··· DATA SHOWN ···
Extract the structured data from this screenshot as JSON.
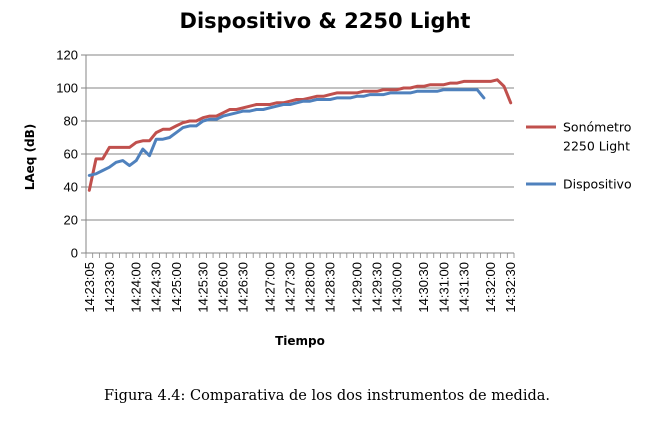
{
  "chart_data": {
    "type": "line",
    "title": "Dispositivo & 2250 Light",
    "xlabel": "Tiempo",
    "ylabel": "LAeq (dB)",
    "ylim": [
      0,
      120
    ],
    "yticks": [
      0,
      20,
      40,
      60,
      80,
      100,
      120
    ],
    "grid": true,
    "legend_position": "right",
    "x_ticks": [
      "14:23:05",
      "14:23:30",
      "14:24:00",
      "14:24:30",
      "14:25:00",
      "14:25:30",
      "14:26:00",
      "14:26:30",
      "14:27:00",
      "14:27:30",
      "14:28:00",
      "14:28:30",
      "14:29:00",
      "14:29:30",
      "14:30:00",
      "14:30:30",
      "14:31:00",
      "14:31:30",
      "14:32:00",
      "14:32:30"
    ],
    "series": [
      {
        "name": "Sonómetro 2250 Light",
        "name_lines": [
          "Sonómetro",
          "2250 Light"
        ],
        "color": "#c0504d",
        "values": [
          38,
          57,
          57,
          64,
          64,
          64,
          64,
          67,
          68,
          68,
          73,
          75,
          75,
          77,
          79,
          80,
          80,
          82,
          83,
          83,
          85,
          87,
          87,
          88,
          89,
          90,
          90,
          90,
          91,
          91,
          92,
          93,
          93,
          94,
          95,
          95,
          96,
          97,
          97,
          97,
          97,
          98,
          98,
          98,
          99,
          99,
          99,
          100,
          100,
          101,
          101,
          102,
          102,
          102,
          103,
          103,
          104,
          104,
          104,
          104,
          104,
          105,
          101,
          91
        ]
      },
      {
        "name": "Dispositivo",
        "name_lines": [
          "Dispositivo"
        ],
        "color": "#4f81bd",
        "values": [
          47,
          48,
          50,
          52,
          55,
          56,
          53,
          56,
          63,
          59,
          69,
          69,
          70,
          73,
          76,
          77,
          77,
          80,
          81,
          81,
          83,
          84,
          85,
          86,
          86,
          87,
          87,
          88,
          89,
          90,
          90,
          91,
          92,
          92,
          93,
          93,
          93,
          94,
          94,
          94,
          95,
          95,
          96,
          96,
          96,
          97,
          97,
          97,
          97,
          98,
          98,
          98,
          98,
          99,
          99,
          99,
          99,
          99,
          99,
          94
        ]
      }
    ]
  },
  "caption": "Figura 4.4: Comparativa de los dos instrumentos de medida."
}
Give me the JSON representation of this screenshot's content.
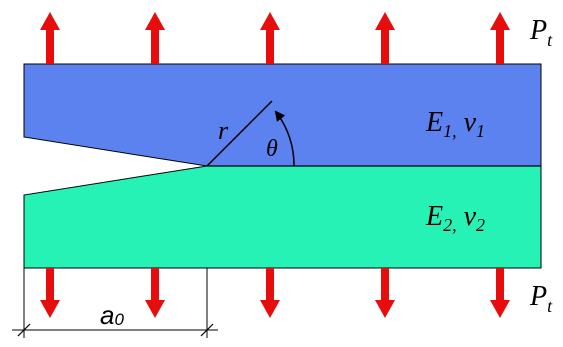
{
  "labels": {
    "top_load": {
      "main": "P",
      "sub": "t"
    },
    "bottom_load": {
      "main": "P",
      "sub": "t"
    },
    "upper_material": {
      "e": "E",
      "e_sub": "1,",
      "nu": "ν",
      "nu_sub": "1"
    },
    "lower_material": {
      "e": "E",
      "e_sub": "2,",
      "nu": "ν",
      "nu_sub": "2"
    },
    "radius": "r",
    "angle": "θ",
    "crack_length": {
      "main": "a",
      "sub": "0"
    }
  },
  "colors": {
    "upper_layer": "#5b82ef",
    "lower_layer": "#26f2b6",
    "arrow": "#e80d0d",
    "line": "#000000",
    "background": "#ffffff"
  },
  "load_arrow_count": 5
}
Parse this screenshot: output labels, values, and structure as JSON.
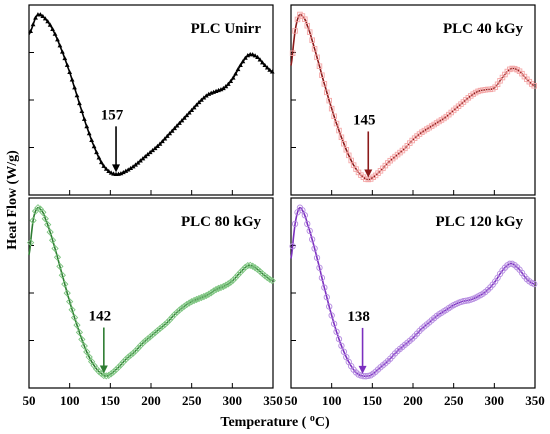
{
  "figure": {
    "xlabel": "Temperature ( ",
    "xlabel_sup": "o",
    "xlabel_unit": "C)",
    "ylabel": "Heat Flow (W/g)",
    "x_ticks": [
      "50",
      "100",
      "150",
      "200",
      "250",
      "300",
      "350"
    ]
  },
  "chart_data": [
    {
      "type": "line",
      "title": "PLC Unirr",
      "color": "#000000",
      "marker": "triangle-filled",
      "annotation": {
        "label": "157",
        "x": 157
      },
      "xlim": [
        50,
        350
      ],
      "x": [
        50,
        60,
        70,
        80,
        90,
        100,
        110,
        120,
        130,
        140,
        150,
        160,
        170,
        180,
        190,
        200,
        210,
        220,
        230,
        240,
        250,
        260,
        270,
        280,
        290,
        300,
        310,
        320,
        330,
        340,
        350
      ],
      "y": [
        0.88,
        0.99,
        0.97,
        0.9,
        0.79,
        0.66,
        0.51,
        0.36,
        0.23,
        0.13,
        0.08,
        0.07,
        0.09,
        0.12,
        0.16,
        0.2,
        0.24,
        0.29,
        0.34,
        0.39,
        0.44,
        0.49,
        0.53,
        0.55,
        0.57,
        0.62,
        0.7,
        0.76,
        0.75,
        0.7,
        0.66
      ]
    },
    {
      "type": "line",
      "title": "PLC 40 kGy",
      "color": "#8b1a1a",
      "marker_color": "#f4a6a6",
      "marker": "square-open",
      "annotation": {
        "label": "145",
        "x": 145
      },
      "xlim": [
        50,
        350
      ],
      "x": [
        50,
        55,
        60,
        65,
        70,
        80,
        90,
        100,
        110,
        120,
        130,
        140,
        145,
        150,
        160,
        170,
        180,
        190,
        200,
        210,
        220,
        230,
        240,
        250,
        260,
        270,
        280,
        290,
        300,
        310,
        320,
        330,
        340,
        350
      ],
      "y": [
        0.7,
        0.9,
        0.99,
        0.98,
        0.93,
        0.78,
        0.61,
        0.45,
        0.31,
        0.19,
        0.1,
        0.05,
        0.04,
        0.05,
        0.09,
        0.14,
        0.18,
        0.22,
        0.27,
        0.31,
        0.34,
        0.37,
        0.4,
        0.44,
        0.48,
        0.52,
        0.55,
        0.56,
        0.57,
        0.63,
        0.68,
        0.67,
        0.62,
        0.58
      ]
    },
    {
      "type": "line",
      "title": "PLC 80 kGy",
      "color": "#2e7d32",
      "marker_color": "#7cc47f",
      "marker": "diamond-open",
      "annotation": {
        "label": "142",
        "x": 142
      },
      "xlim": [
        50,
        350
      ],
      "x": [
        50,
        55,
        60,
        65,
        70,
        80,
        90,
        100,
        110,
        120,
        130,
        140,
        145,
        150,
        160,
        170,
        180,
        190,
        200,
        210,
        220,
        230,
        240,
        250,
        260,
        270,
        280,
        290,
        300,
        310,
        320,
        330,
        340,
        350
      ],
      "y": [
        0.72,
        0.92,
        0.99,
        0.98,
        0.93,
        0.79,
        0.62,
        0.45,
        0.3,
        0.17,
        0.08,
        0.03,
        0.02,
        0.03,
        0.07,
        0.12,
        0.16,
        0.21,
        0.25,
        0.29,
        0.33,
        0.38,
        0.42,
        0.45,
        0.47,
        0.49,
        0.52,
        0.54,
        0.57,
        0.62,
        0.66,
        0.64,
        0.6,
        0.57
      ]
    },
    {
      "type": "line",
      "title": "PLC 120 kGy",
      "color": "#7b2fbf",
      "marker_color": "#b58be0",
      "marker": "circle-open",
      "annotation": {
        "label": "138",
        "x": 138
      },
      "xlim": [
        50,
        350
      ],
      "x": [
        50,
        55,
        60,
        65,
        70,
        80,
        90,
        100,
        110,
        120,
        130,
        138,
        145,
        150,
        160,
        170,
        180,
        190,
        200,
        210,
        220,
        230,
        240,
        250,
        260,
        270,
        280,
        290,
        300,
        310,
        320,
        330,
        340,
        350
      ],
      "y": [
        0.7,
        0.9,
        0.99,
        0.97,
        0.9,
        0.74,
        0.55,
        0.37,
        0.22,
        0.11,
        0.04,
        0.02,
        0.02,
        0.03,
        0.07,
        0.11,
        0.16,
        0.2,
        0.24,
        0.29,
        0.33,
        0.37,
        0.4,
        0.43,
        0.45,
        0.46,
        0.48,
        0.51,
        0.56,
        0.63,
        0.67,
        0.64,
        0.58,
        0.55
      ]
    }
  ]
}
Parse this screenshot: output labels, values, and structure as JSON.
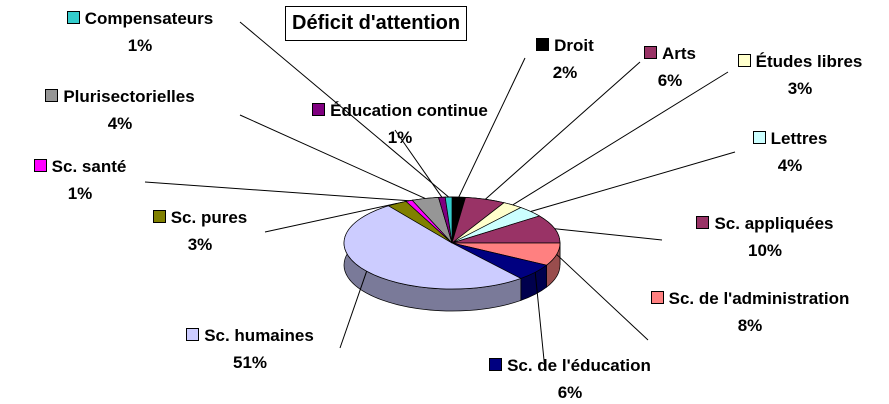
{
  "chart_data": {
    "type": "pie",
    "title": "Déficit d'attention",
    "categories": [
      "Droit",
      "Arts",
      "Études libres",
      "Lettres",
      "Sc. appliquées",
      "Sc. de l'administration",
      "Sc. de l'éducation",
      "Sc. humaines",
      "Sc. pures",
      "Sc. santé",
      "Plurisectorielles",
      "Éducation continue",
      "Compensateurs"
    ],
    "values": [
      2,
      6,
      3,
      4,
      10,
      8,
      6,
      51,
      3,
      1,
      4,
      1,
      1
    ],
    "value_labels": [
      "2%",
      "6%",
      "3%",
      "4%",
      "10%",
      "8%",
      "6%",
      "51%",
      "3%",
      "1%",
      "4%",
      "1%",
      "1%"
    ],
    "colors": [
      "#000000",
      "#993366",
      "#ffffcc",
      "#ccffff",
      "#993366",
      "#ff8080",
      "#000080",
      "#ccccff",
      "#808000",
      "#ff00ff",
      "#969696",
      "#800080",
      "#33cccc"
    ]
  }
}
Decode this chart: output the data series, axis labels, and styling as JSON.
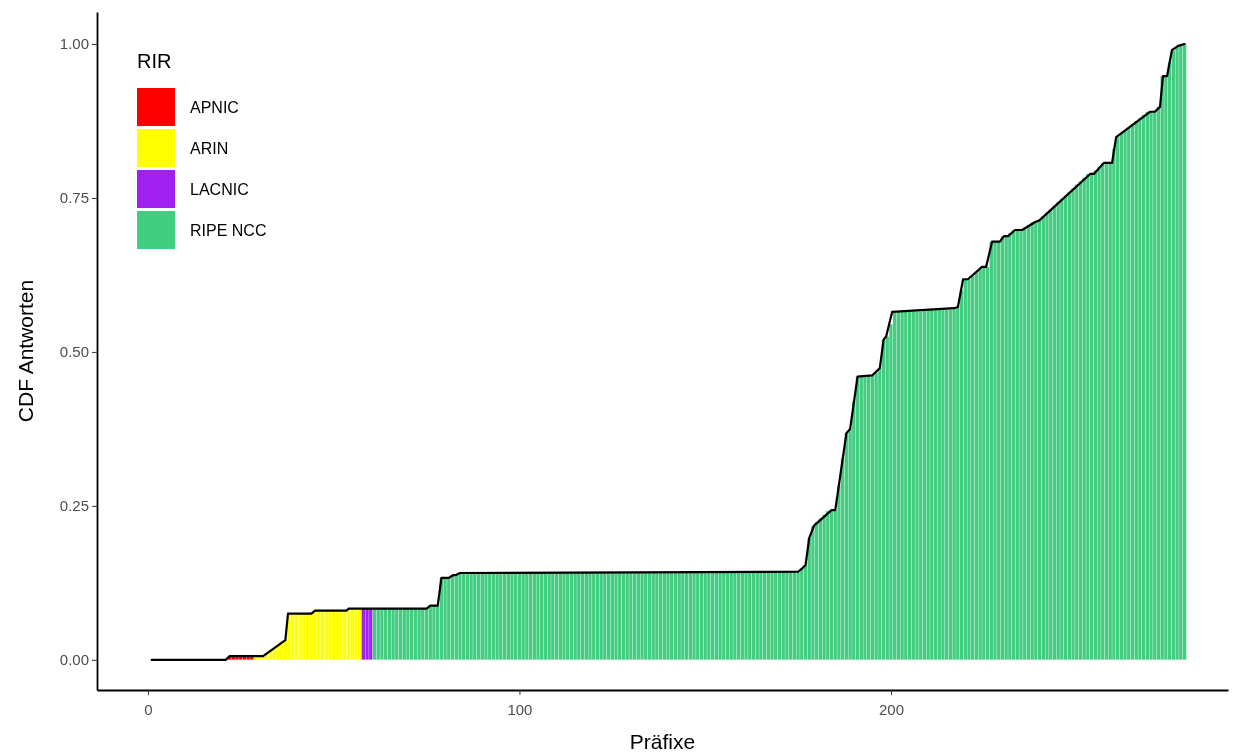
{
  "chart_data": {
    "type": "bar",
    "xlabel": "Präfixe",
    "ylabel": "CDF Antworten",
    "legend_title": "RIR",
    "legend": "top left",
    "grid": false,
    "xlim": [
      -13.7,
      290.7
    ],
    "xticks": [
      0,
      100,
      200
    ],
    "ylim": [
      -0.049,
      1.052
    ],
    "yticks": [
      {
        "value": 0,
        "label": "0.00"
      },
      {
        "value": 0.25,
        "label": "0.25"
      },
      {
        "value": 0.5,
        "label": "0.50"
      },
      {
        "value": 0.75,
        "label": "0.75"
      },
      {
        "value": 1,
        "label": "1.00"
      }
    ],
    "series": [
      {
        "name": "APNIC",
        "color": "#ff0000",
        "x": [
          22,
          23,
          24,
          25,
          26,
          27,
          28
        ],
        "values": [
          0.006,
          0.006,
          0.006,
          0.006,
          0.006,
          0.006,
          0.006
        ]
      },
      {
        "name": "ARIN",
        "color": "#ffff00",
        "x": [
          29,
          30,
          31,
          32,
          33,
          34,
          35,
          36,
          37,
          38,
          39,
          40,
          41,
          42,
          43,
          44,
          45,
          46,
          47,
          48,
          49,
          50,
          51,
          52,
          53,
          54,
          55,
          56,
          57
        ],
        "values": [
          0.006,
          0.006,
          0.006,
          0.01,
          0.015,
          0.02,
          0.025,
          0.03,
          0.032,
          0.075,
          0.075,
          0.075,
          0.075,
          0.075,
          0.075,
          0.075,
          0.08,
          0.08,
          0.08,
          0.08,
          0.08,
          0.08,
          0.08,
          0.08,
          0.08,
          0.083,
          0.083,
          0.083,
          0.083
        ]
      },
      {
        "name": "LACNIC",
        "color": "#a020f0",
        "x": [
          58,
          59,
          60
        ],
        "values": [
          0.083,
          0.083,
          0.083
        ]
      },
      {
        "name": "RIPE NCC",
        "color": "#43cd80",
        "x": [
          61,
          62,
          63,
          64,
          65,
          66,
          67,
          68,
          69,
          70,
          71,
          72,
          73,
          74,
          75,
          76,
          77,
          78,
          79,
          80,
          81,
          82,
          83,
          84,
          85,
          86,
          87,
          88,
          89,
          90,
          91,
          92,
          93,
          94,
          95,
          96,
          97,
          98,
          99,
          100,
          101,
          102,
          103,
          104,
          105,
          106,
          107,
          108,
          109,
          110,
          111,
          112,
          113,
          114,
          115,
          116,
          117,
          118,
          119,
          120,
          121,
          122,
          123,
          124,
          125,
          126,
          127,
          128,
          129,
          130,
          131,
          132,
          133,
          134,
          135,
          136,
          137,
          138,
          139,
          140,
          141,
          142,
          143,
          144,
          145,
          146,
          147,
          148,
          149,
          150,
          151,
          152,
          153,
          154,
          155,
          156,
          157,
          158,
          159,
          160,
          161,
          162,
          163,
          164,
          165,
          166,
          167,
          168,
          169,
          170,
          171,
          172,
          173,
          174,
          175,
          176,
          177,
          178,
          179,
          180,
          181,
          182,
          183,
          184,
          185,
          186,
          187,
          188,
          189,
          190,
          191,
          192,
          193,
          194,
          195,
          196,
          197,
          198,
          199,
          200,
          201,
          202,
          203,
          204,
          205,
          206,
          207,
          208,
          209,
          210,
          211,
          212,
          213,
          214,
          215,
          216,
          217,
          218,
          219,
          220,
          221,
          222,
          223,
          224,
          225,
          226,
          227,
          228,
          229,
          230,
          231,
          232,
          233,
          234,
          235,
          236,
          237,
          238,
          239,
          240,
          241,
          242,
          243,
          244,
          245,
          246,
          247,
          248,
          249,
          250,
          251,
          252,
          253,
          254,
          255,
          256,
          257,
          258,
          259,
          260,
          261,
          262,
          263,
          264,
          265,
          266,
          267,
          268,
          269,
          270,
          271,
          272,
          273,
          274,
          275,
          276,
          277,
          278,
          279
        ],
        "values": [
          0.083,
          0.083,
          0.083,
          0.083,
          0.083,
          0.083,
          0.083,
          0.083,
          0.083,
          0.083,
          0.083,
          0.083,
          0.083,
          0.083,
          0.083,
          0.088,
          0.088,
          0.088,
          0.133,
          0.133,
          0.133,
          0.137,
          0.138,
          0.141,
          0.141,
          0.141,
          0.141,
          0.141,
          0.141,
          0.141,
          0.141,
          0.141,
          0.141,
          0.141,
          0.141,
          0.141,
          0.141,
          0.141,
          0.141,
          0.141,
          0.141,
          0.141,
          0.141,
          0.141,
          0.141,
          0.141,
          0.141,
          0.141,
          0.141,
          0.141,
          0.142,
          0.142,
          0.142,
          0.142,
          0.142,
          0.142,
          0.142,
          0.142,
          0.142,
          0.142,
          0.142,
          0.142,
          0.142,
          0.142,
          0.142,
          0.142,
          0.142,
          0.142,
          0.142,
          0.142,
          0.142,
          0.142,
          0.142,
          0.142,
          0.142,
          0.142,
          0.142,
          0.142,
          0.142,
          0.142,
          0.142,
          0.142,
          0.142,
          0.142,
          0.142,
          0.142,
          0.142,
          0.142,
          0.142,
          0.142,
          0.143,
          0.143,
          0.143,
          0.143,
          0.143,
          0.143,
          0.143,
          0.143,
          0.143,
          0.143,
          0.143,
          0.143,
          0.143,
          0.143,
          0.143,
          0.143,
          0.143,
          0.143,
          0.143,
          0.143,
          0.143,
          0.143,
          0.143,
          0.143,
          0.143,
          0.148,
          0.154,
          0.198,
          0.218,
          0.224,
          0.23,
          0.236,
          0.242,
          0.243,
          0.243,
          0.285,
          0.327,
          0.368,
          0.375,
          0.42,
          0.46,
          0.462,
          0.462,
          0.462,
          0.462,
          0.467,
          0.474,
          0.52,
          0.525,
          0.545,
          0.566,
          0.566,
          0.566,
          0.566,
          0.566,
          0.566,
          0.566,
          0.566,
          0.569,
          0.569,
          0.569,
          0.569,
          0.569,
          0.569,
          0.569,
          0.569,
          0.571,
          0.573,
          0.6,
          0.618,
          0.618,
          0.624,
          0.629,
          0.634,
          0.638,
          0.638,
          0.679,
          0.679,
          0.679,
          0.688,
          0.688,
          0.693,
          0.698,
          0.698,
          0.698,
          0.702,
          0.706,
          0.71,
          0.712,
          0.714,
          0.72,
          0.726,
          0.731,
          0.737,
          0.743,
          0.749,
          0.754,
          0.76,
          0.766,
          0.772,
          0.777,
          0.783,
          0.789,
          0.789,
          0.795,
          0.801,
          0.807,
          0.807,
          0.807,
          0.83,
          0.849,
          0.854,
          0.859,
          0.864,
          0.87,
          0.875,
          0.88,
          0.885,
          0.89,
          0.89,
          0.89,
          0.898,
          0.948,
          0.948,
          0.97,
          0.99,
          0.997,
          0.999,
          1
        ]
      },
      {
        "type": "line",
        "color": "#000000",
        "x": [
          1,
          21,
          22,
          31,
          37,
          37.7,
          44,
          45,
          53.5,
          54,
          75,
          76,
          78,
          79,
          81,
          82,
          83,
          84,
          175,
          176,
          177,
          178,
          179.3,
          184,
          185,
          188,
          189,
          191,
          195,
          197,
          198,
          198.7,
          200.3,
          217,
          218,
          219.4,
          220.7,
          224.5,
          225.6,
          227.2,
          229.3,
          230.4,
          231.5,
          233.4,
          235.3,
          238.8,
          240,
          253.6,
          254.6,
          257.3,
          259.5,
          260.6,
          269.7,
          271,
          272.4,
          273.2,
          274.3,
          275.6,
          277.3,
          279
        ],
        "values": [
          0,
          0,
          0.006,
          0.006,
          0.032,
          0.075,
          0.075,
          0.08,
          0.08,
          0.083,
          0.083,
          0.088,
          0.088,
          0.133,
          0.133,
          0.137,
          0.138,
          0.141,
          0.143,
          0.148,
          0.154,
          0.198,
          0.218,
          0.243,
          0.243,
          0.368,
          0.375,
          0.46,
          0.462,
          0.474,
          0.52,
          0.525,
          0.565,
          0.571,
          0.573,
          0.618,
          0.618,
          0.638,
          0.638,
          0.679,
          0.679,
          0.688,
          0.688,
          0.698,
          0.698,
          0.711,
          0.714,
          0.789,
          0.789,
          0.807,
          0.807,
          0.849,
          0.89,
          0.89,
          0.898,
          0.948,
          0.948,
          0.99,
          0.997,
          1
        ]
      }
    ]
  }
}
···
TASK STATEMENT -> Scan the listing above. Gather each line that contains the word "JSON".

WRITTEN RESPONSE ->
Extract the structured data from this screenshot as JSON.
Give me the JSON representation of this screenshot's content.
Parse this screenshot: output labels, values, and structure as JSON.
Parse this screenshot: output labels, values, and structure as JSON.
Decode this chart: output the data series, axis labels, and styling as JSON.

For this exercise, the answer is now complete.